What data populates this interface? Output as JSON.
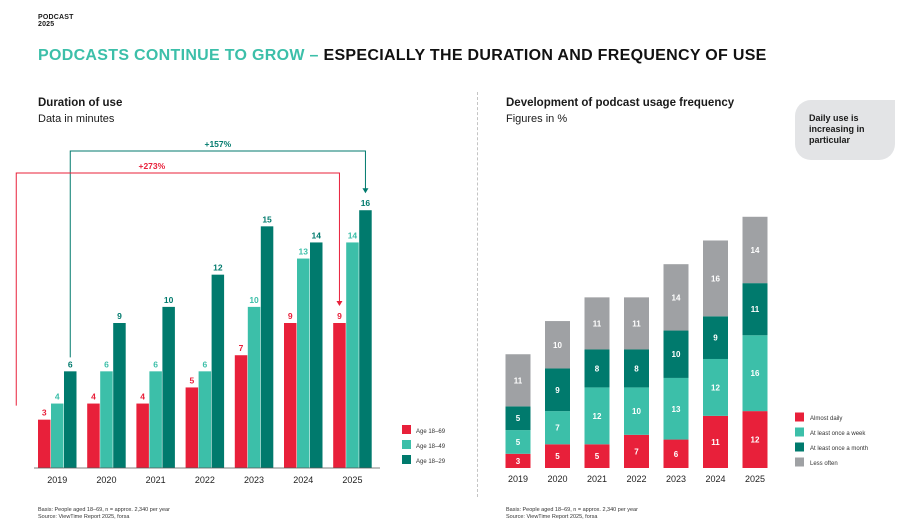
{
  "header": {
    "brand_line1": "PODCAST",
    "brand_line2": "2025",
    "headline_part1": "Podcasts continue to grow –",
    "headline_part2": "especially the duration and frequency of use"
  },
  "colors": {
    "red": "#e8203a",
    "light_teal": "#3cbfa9",
    "dark_teal": "#007a6d",
    "gray": "#9fa1a4",
    "headline_accent": "#3cbfa9"
  },
  "left_panel": {
    "title": "Duration of use",
    "subtitle": "Data in minutes",
    "footnote_line1": "Basis: People aged 18–69, n = approx. 2,340 per year",
    "footnote_line2": "Source: ViewTime Report 2025, forsa"
  },
  "right_panel": {
    "title": "Development of podcast usage frequency",
    "subtitle": "Figures in %",
    "callout": "Daily use is increasing in particular",
    "footnote_line1": "Basis: People aged 18–69, n = approx. 2,340 per year",
    "footnote_line2": "Source: ViewTime Report 2025, forsa"
  },
  "chart_data": [
    {
      "type": "bar",
      "title": "Duration of use",
      "subtitle": "Data in minutes",
      "categories": [
        "2019",
        "2020",
        "2021",
        "2022",
        "2023",
        "2024",
        "2025"
      ],
      "series": [
        {
          "name": "Age 18–69",
          "color": "#e8203a",
          "values": [
            3,
            4,
            4,
            5,
            7,
            9,
            9
          ]
        },
        {
          "name": "Age 18–49",
          "color": "#3cbfa9",
          "values": [
            4,
            6,
            6,
            6,
            10,
            13,
            14
          ]
        },
        {
          "name": "Age 18–29",
          "color": "#007a6d",
          "values": [
            6,
            9,
            10,
            12,
            15,
            14,
            16
          ]
        }
      ],
      "annotations": [
        {
          "label": "+157%",
          "series": "Age 18–29",
          "from": "2019",
          "to": "2025",
          "color": "#007a6d"
        },
        {
          "label": "+273%",
          "series": "Age 18–69",
          "from": "2019",
          "to": "2025",
          "color": "#e8203a"
        }
      ],
      "ylim": [
        0,
        18
      ],
      "grid": false,
      "legend_position": "bottom-right"
    },
    {
      "type": "bar",
      "stacked": true,
      "title": "Development of podcast usage frequency",
      "subtitle": "Figures in %",
      "categories": [
        "2019",
        "2020",
        "2021",
        "2022",
        "2023",
        "2024",
        "2025"
      ],
      "series": [
        {
          "name": "Almost daily",
          "color": "#e8203a",
          "values": [
            3,
            5,
            5,
            7,
            6,
            11,
            12
          ]
        },
        {
          "name": "At least once a week",
          "color": "#3cbfa9",
          "values": [
            5,
            7,
            12,
            10,
            13,
            12,
            16
          ]
        },
        {
          "name": "At least once a month",
          "color": "#007a6d",
          "values": [
            5,
            9,
            8,
            8,
            10,
            9,
            11
          ]
        },
        {
          "name": "Less often",
          "color": "#9fa1a4",
          "values": [
            11,
            10,
            11,
            11,
            14,
            16,
            14
          ]
        }
      ],
      "ylim": [
        0,
        55
      ],
      "grid": false,
      "legend_position": "bottom-right"
    }
  ]
}
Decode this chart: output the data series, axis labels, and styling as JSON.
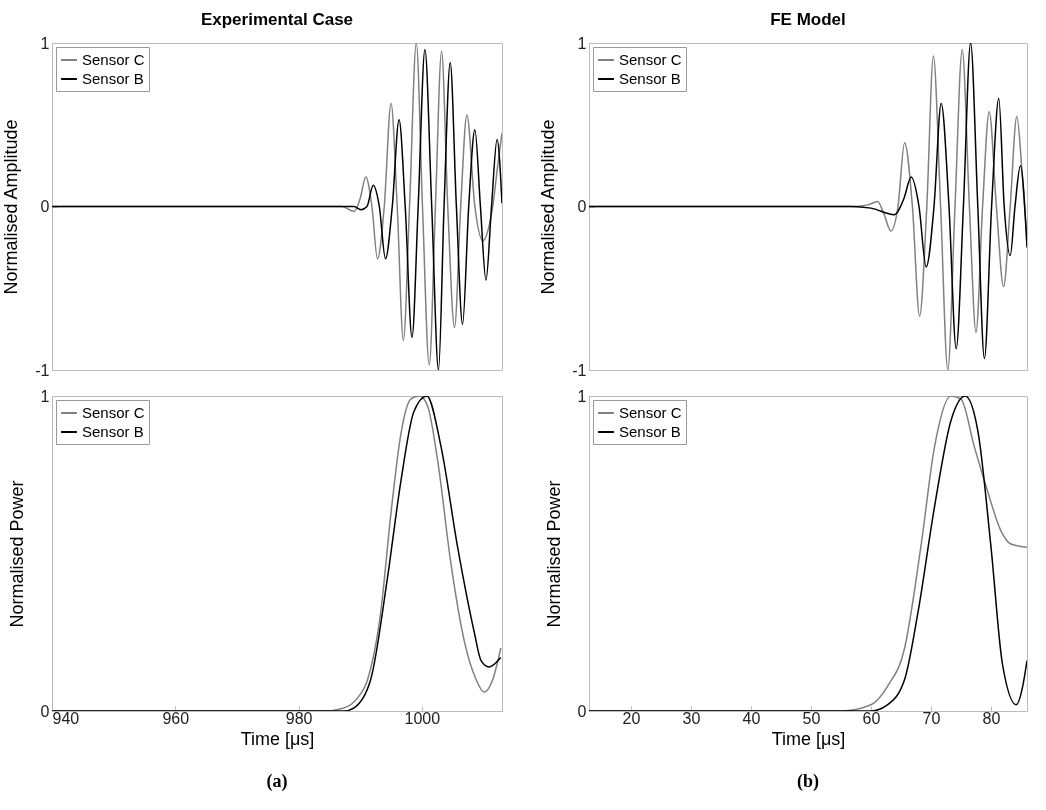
{
  "chart_data": [
    {
      "type": "line",
      "title": "Experimental Case",
      "ylabel": "Normalised Amplitude",
      "xlim": [
        940,
        1013
      ],
      "ylim": [
        -1,
        1
      ],
      "yticks": [
        -1,
        0,
        1
      ],
      "tick_labels": "y",
      "legend": "top left",
      "series": [
        {
          "name": "Sensor C",
          "color": "#808080",
          "x": [
            940,
            960,
            980,
            987,
            989,
            990,
            990.9,
            991.9,
            992.8,
            993.9,
            995.0,
            996.0,
            997.0,
            998.0,
            999.1,
            1000.1,
            1001.2,
            1002.2,
            1003.2,
            1004.2,
            1005.3,
            1006.3,
            1007.3,
            1008.6,
            1009.9,
            1010.9,
            1011.5,
            1012.3,
            1013
          ],
          "values": [
            0,
            0,
            0,
            0,
            -0.03,
            0.05,
            0.18,
            0,
            -0.32,
            0,
            0.63,
            0,
            -0.82,
            0,
            1.0,
            0,
            -0.97,
            0,
            0.95,
            0,
            -0.74,
            0,
            0.56,
            0,
            -0.21,
            -0.12,
            0,
            0.25,
            0.45
          ]
        },
        {
          "name": "Sensor B",
          "color": "#000000",
          "x": [
            940,
            960,
            980,
            989,
            990.1,
            991.1,
            992.1,
            993.1,
            994.1,
            995.2,
            996.3,
            997.3,
            998.4,
            999.4,
            1000.5,
            1001.6,
            1002.7,
            1003.6,
            1004.6,
            1005.6,
            1006.6,
            1007.6,
            1008.6,
            1009.5,
            1010.4,
            1011.3,
            1012.2,
            1013
          ],
          "values": [
            0,
            0,
            0,
            0,
            -0.02,
            0,
            0.13,
            0,
            -0.32,
            0,
            0.53,
            0,
            -0.8,
            0,
            0.96,
            0,
            -1.0,
            0,
            0.88,
            0,
            -0.72,
            0,
            0.47,
            0,
            -0.45,
            0,
            0.41,
            0.02
          ]
        }
      ]
    },
    {
      "type": "line",
      "title": "FE Model",
      "ylabel": "Normalised Amplitude",
      "xlim": [
        13,
        86
      ],
      "ylim": [
        -1,
        1
      ],
      "yticks": [
        -1,
        0,
        1
      ],
      "tick_labels": "y",
      "legend": "top left",
      "series": [
        {
          "name": "Sensor C",
          "color": "#808080",
          "x": [
            13,
            30,
            50,
            56.7,
            59.5,
            61.1,
            62.2,
            63.3,
            64.5,
            65.6,
            66.9,
            68.1,
            69.3,
            70.4,
            71.6,
            72.8,
            74.0,
            75.2,
            76.4,
            77.5,
            78.6,
            79.7,
            80.9,
            82.1,
            83.2,
            84.3,
            85.2,
            86
          ],
          "values": [
            0,
            0,
            0,
            0,
            0.01,
            0.03,
            -0.05,
            -0.15,
            0,
            0.39,
            0,
            -0.67,
            0,
            0.92,
            0,
            -1.0,
            0,
            0.96,
            0,
            -0.77,
            0,
            0.58,
            0,
            -0.49,
            0,
            0.55,
            0.2,
            -0.2
          ]
        },
        {
          "name": "Sensor B",
          "color": "#000000",
          "x": [
            13,
            30,
            50,
            56.7,
            60,
            63.9,
            65.5,
            66.7,
            68.0,
            69.2,
            70.5,
            71.7,
            73.0,
            74.2,
            75.4,
            76.6,
            77.8,
            78.9,
            80.1,
            81.3,
            82.2,
            83.2,
            84.0,
            84.9,
            86
          ],
          "values": [
            0,
            0,
            0,
            0,
            -0.01,
            -0.05,
            0.05,
            0.18,
            0,
            -0.37,
            0,
            0.63,
            0,
            -0.87,
            0,
            1.0,
            0,
            -0.93,
            0,
            0.66,
            0,
            -0.3,
            0,
            0.25,
            -0.25
          ]
        }
      ]
    },
    {
      "type": "line",
      "ylabel": "Normalised Power",
      "xlabel": "Time [μs]",
      "xlim": [
        940,
        1013
      ],
      "ylim": [
        0,
        1
      ],
      "xticks": [
        940,
        960,
        980,
        1000
      ],
      "yticks": [
        0,
        1
      ],
      "legend": "top left",
      "annotations": [
        "(a)"
      ],
      "series": [
        {
          "name": "Sensor C",
          "color": "#808080",
          "x": [
            940,
            960,
            984.1,
            987.4,
            989.5,
            991.2,
            993.3,
            995.0,
            996.6,
            998.2,
            999.6,
            1000.9,
            1002.6,
            1004.7,
            1006.9,
            1008.8,
            1010.1,
            1011.5,
            1012.8
          ],
          "values": [
            0,
            0,
            0,
            0.01,
            0.04,
            0.1,
            0.31,
            0.63,
            0.88,
            0.99,
            1.0,
            0.97,
            0.79,
            0.47,
            0.22,
            0.1,
            0.06,
            0.1,
            0.2
          ]
        },
        {
          "name": "Sensor B",
          "color": "#000000",
          "x": [
            940,
            960,
            987.4,
            989.0,
            991.7,
            994.4,
            996.6,
            998.7,
            1000.8,
            1003.1,
            1005.8,
            1008.5,
            1009.6,
            1010.9,
            1012.8
          ],
          "values": [
            0,
            0,
            0,
            0.01,
            0.1,
            0.42,
            0.73,
            0.95,
            1.0,
            0.84,
            0.52,
            0.25,
            0.16,
            0.14,
            0.17
          ]
        }
      ]
    },
    {
      "type": "line",
      "xlabel": "Time [μs]",
      "ylabel": "Normalised Power",
      "xlim": [
        13,
        86
      ],
      "ylim": [
        0,
        1
      ],
      "xticks": [
        20,
        30,
        40,
        50,
        60,
        70,
        80
      ],
      "yticks": [
        0,
        1
      ],
      "legend": "top left",
      "annotations": [
        "(b)"
      ],
      "series": [
        {
          "name": "Sensor C",
          "color": "#808080",
          "x": [
            13,
            30,
            55.0,
            60.0,
            62.8,
            65.6,
            68.3,
            70.6,
            73.3,
            75.0,
            77.2,
            79.4,
            81.7,
            83.3,
            86
          ],
          "values": [
            0,
            0,
            0,
            0.02,
            0.08,
            0.2,
            0.52,
            0.84,
            1.0,
            0.99,
            0.84,
            0.7,
            0.57,
            0.53,
            0.52
          ]
        },
        {
          "name": "Sensor B",
          "color": "#000000",
          "x": [
            13,
            30,
            60,
            62.8,
            65.6,
            67.8,
            70.6,
            73.3,
            75.7,
            77.8,
            80.0,
            81.9,
            84.2,
            85.3,
            86
          ],
          "values": [
            0,
            0,
            0,
            0.02,
            0.1,
            0.31,
            0.65,
            0.92,
            1.0,
            0.89,
            0.52,
            0.15,
            0.02,
            0.08,
            0.16
          ]
        }
      ]
    }
  ]
}
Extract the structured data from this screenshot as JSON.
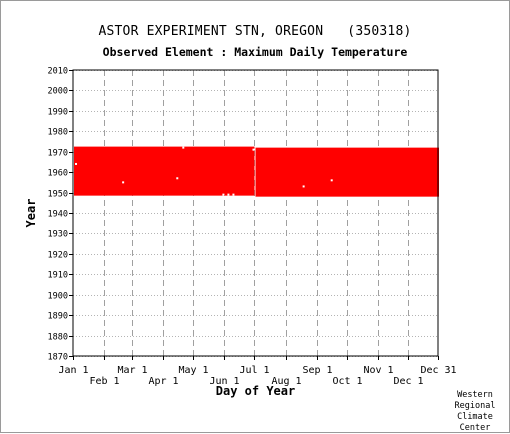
{
  "chart_data": {
    "type": "heatmap",
    "title": "ASTOR EXPERIMENT STN, OREGON   (350318)",
    "subtitle": "Observed Element : Maximum Daily Temperature",
    "xlabel": "Day of Year",
    "ylabel": "Year",
    "x_range_day_of_year": [
      1,
      365
    ],
    "ylim": [
      1870,
      2010
    ],
    "y_ticks": [
      1870,
      1880,
      1890,
      1900,
      1910,
      1920,
      1930,
      1940,
      1950,
      1960,
      1970,
      1980,
      1990,
      2000,
      2010
    ],
    "x_ticks_top_row": [
      {
        "label": "Jan 1",
        "day": 1
      },
      {
        "label": "Mar 1",
        "day": 60
      },
      {
        "label": "May 1",
        "day": 121
      },
      {
        "label": "Jul 1",
        "day": 182
      },
      {
        "label": "Sep 1",
        "day": 244
      },
      {
        "label": "Nov 1",
        "day": 305
      },
      {
        "label": "Dec 31",
        "day": 365
      }
    ],
    "x_ticks_bottom_row": [
      {
        "label": "Feb 1",
        "day": 32
      },
      {
        "label": "Apr 1",
        "day": 91
      },
      {
        "label": "Jun 1",
        "day": 152
      },
      {
        "label": "Aug 1",
        "day": 213
      },
      {
        "label": "Oct 1",
        "day": 274
      },
      {
        "label": "Dec 1",
        "day": 335
      }
    ],
    "grid": true,
    "data_color": "#ff0000",
    "coverage": [
      {
        "day_start": 1,
        "day_end": 181,
        "year_start": 1948.5,
        "year_end": 1972.5
      },
      {
        "day_start": 182,
        "day_end": 365,
        "year_start": 1948,
        "year_end": 1972
      }
    ],
    "missing_points": [
      {
        "day": 3,
        "year": 1964
      },
      {
        "day": 50,
        "year": 1955
      },
      {
        "day": 104,
        "year": 1957
      },
      {
        "day": 230,
        "year": 1953
      },
      {
        "day": 258,
        "year": 1956
      },
      {
        "day": 110,
        "year": 1972
      },
      {
        "day": 180,
        "year": 1971
      },
      {
        "day": 150,
        "year": 1949
      },
      {
        "day": 155,
        "year": 1949
      },
      {
        "day": 160,
        "year": 1949
      }
    ]
  },
  "footer": {
    "lines": [
      "Western",
      "Regional",
      "Climate",
      "Center"
    ]
  }
}
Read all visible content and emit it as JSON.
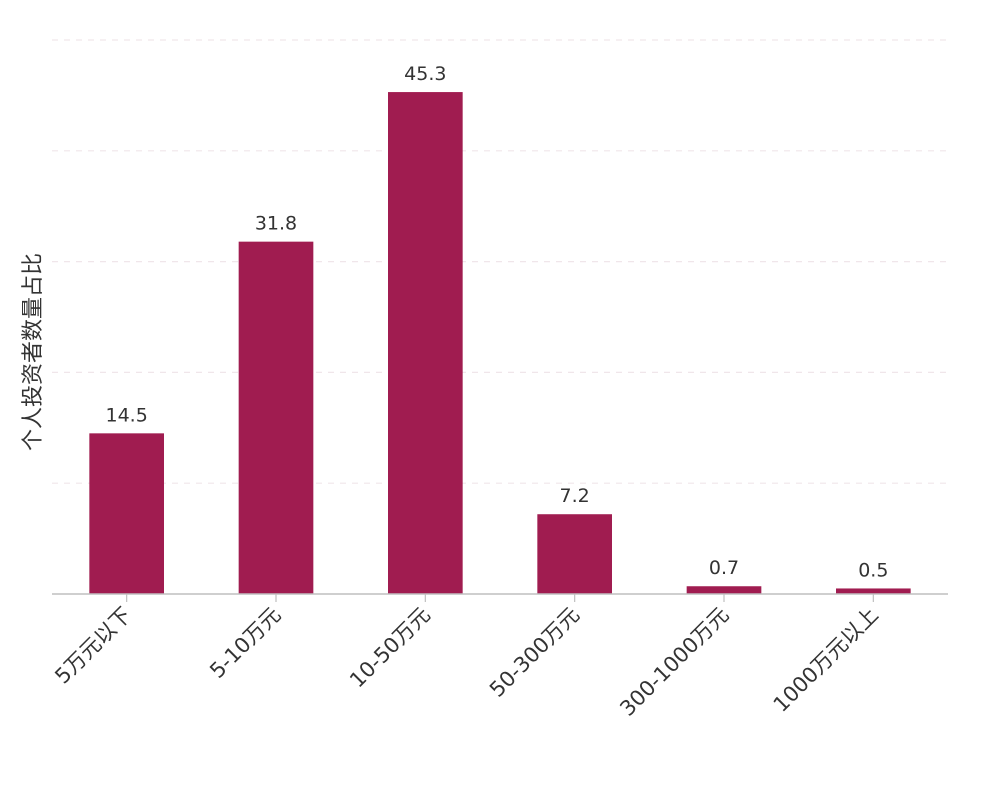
{
  "chart_data": {
    "type": "bar",
    "title": "",
    "xlabel": "",
    "ylabel": "个人投资者数量占比",
    "categories": [
      "5万元以下",
      "5-10万元",
      "10-50万元",
      "50-300万元",
      "300-1000万元",
      "1000万元以上"
    ],
    "values": [
      14.5,
      31.8,
      45.3,
      7.2,
      0.7,
      0.5
    ],
    "value_labels": [
      "14.5",
      "31.8",
      "45.3",
      "7.2",
      "0.7",
      "0.5"
    ],
    "ylim": [
      0,
      50
    ],
    "grid": true,
    "legend": "none",
    "colors": {
      "bar": "#a01c50",
      "axis": "#bfbfbf",
      "grid": "#f0e6ea",
      "text": "#333333"
    }
  }
}
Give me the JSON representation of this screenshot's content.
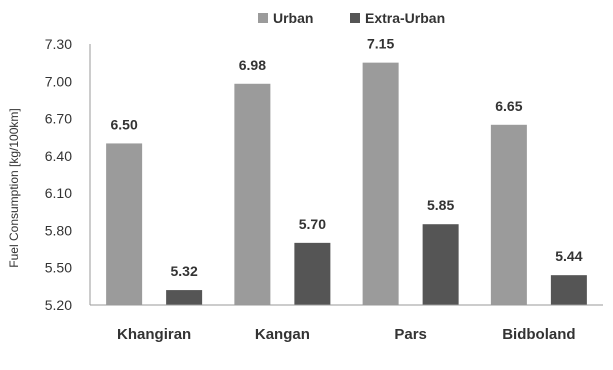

--*--

Everything from the line containing "Read all visible content and emit it as JSON." through the last line of the entries must be repeated verbatim, except pictures.

EXERCISE RESULT:
Read all visible content and emit it as JSON.
{
  "chart_data": {
    "type": "bar",
    "title": "",
    "xlabel": "",
    "ylabel": "个人投资者数量占比",
    "categories": [
      "5万元以下",
      "5-10万元",
      "10-50万元",
      "50-300万元",
      "300-1000万元",
      "1000万元以上"
    ],
    "values": [
      14.5,
      31.8,
      45.3,
      7.2,
      0.7,
      0.5
    ],
    "value_labels": [
      "14.5",
      "31.8",
      "45.3",
      "7.2",
      "0.7",
      "0.5"
    ],
    "ylim": [
      0,
      50
    ],
    "grid": true,
    "legend": "none",
    "colors": {
      "bar": "#a01c50",
      "axis": "#bfbfbf",
      "grid": "#f0e6ea",
      "text": "#333333"
    }
  }
}
Give me the JSON representation of this screenshot's content.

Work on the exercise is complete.